What you need to do: Repeat each record exactly. Any picture gets left out.

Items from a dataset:
______

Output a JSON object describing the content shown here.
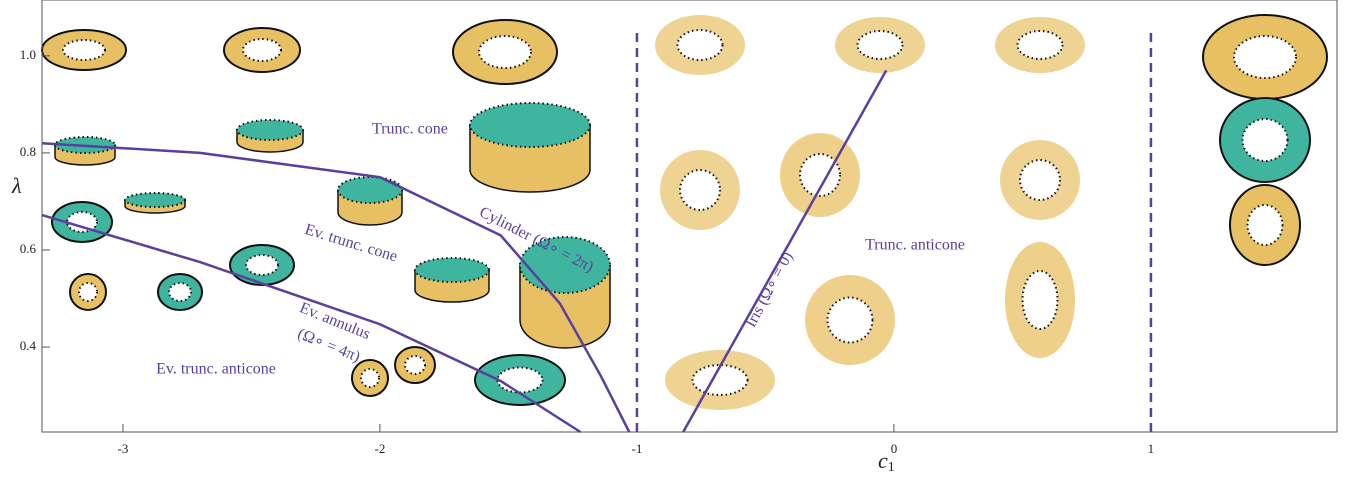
{
  "chart_data": {
    "type": "line",
    "x_label": "c",
    "x_label_sub": "1",
    "y_label": "λ",
    "xlim": [
      -3.315,
      1.724
    ],
    "ylim": [
      0.225,
      1.115
    ],
    "xticks": [
      -3,
      -2,
      -1,
      0,
      1
    ],
    "yticks": [
      0.4,
      0.6,
      0.8,
      {
        "value": 1,
        "label": "1.0"
      }
    ],
    "vlines": [
      -1,
      1
    ],
    "vline_color": "#5b3f9e",
    "series": [
      {
        "color": "#5b3f9e",
        "x": [
          -3.315,
          -2.7,
          -2.0,
          -1.53,
          -1.3,
          -1.14,
          -1.03
        ],
        "values": [
          0.82,
          0.8,
          0.75,
          0.63,
          0.49,
          0.34,
          0.225
        ]
      },
      {
        "color": "#5b3f9e",
        "x": [
          -3.315,
          -2.7,
          -2.0,
          -1.53,
          -1.22
        ],
        "values": [
          0.672,
          0.575,
          0.447,
          0.33,
          0.225
        ]
      },
      {
        "color": "#5b3f9e",
        "x": [
          -0.82,
          -0.03
        ],
        "values": [
          0.225,
          0.97
        ]
      }
    ],
    "annotations": [
      "Trunc. cone",
      "Cylinder (Ω∘ = 2π)",
      "Ev. trunc. cone",
      "Ev. annulus",
      "(Ω∘ = 4π)",
      "Ev. trunc. anticone",
      "Iris (Ω∘ = 0)",
      "Trunc. anticone"
    ]
  }
}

______

Response:
Output a JSON object describing the content shown here.
{
  "chart_data": {
    "type": "line",
    "x_label": "c",
    "x_label_sub": "1",
    "y_label": "λ",
    "xlim": [
      -3.315,
      1.724
    ],
    "ylim": [
      0.225,
      1.115
    ],
    "xticks": [
      -3,
      -2,
      -1,
      0,
      1
    ],
    "yticks": [
      0.4,
      0.6,
      0.8,
      {
        "value": 1,
        "label": "1.0"
      }
    ],
    "vlines": [
      -1,
      1
    ],
    "vline_color": "#5b3f9e",
    "series": [
      {
        "color": "#5b3f9e",
        "x": [
          -3.315,
          -2.7,
          -2.0,
          -1.53,
          -1.3,
          -1.14,
          -1.03
        ],
        "values": [
          0.82,
          0.8,
          0.75,
          0.63,
          0.49,
          0.34,
          0.225
        ]
      },
      {
        "color": "#5b3f9e",
        "x": [
          -3.315,
          -2.7,
          -2.0,
          -1.53,
          -1.22
        ],
        "values": [
          0.672,
          0.575,
          0.447,
          0.33,
          0.225
        ]
      },
      {
        "color": "#5b3f9e",
        "x": [
          -0.82,
          -0.03
        ],
        "values": [
          0.225,
          0.97
        ]
      }
    ],
    "annotations": [
      "Trunc. cone",
      "Cylinder (Ω∘ = 2π)",
      "Ev. trunc. cone",
      "Ev. annulus",
      "(Ω∘ = 4π)",
      "Ev. trunc. anticone",
      "Iris (Ω∘ = 0)",
      "Trunc. anticone"
    ]
  }
}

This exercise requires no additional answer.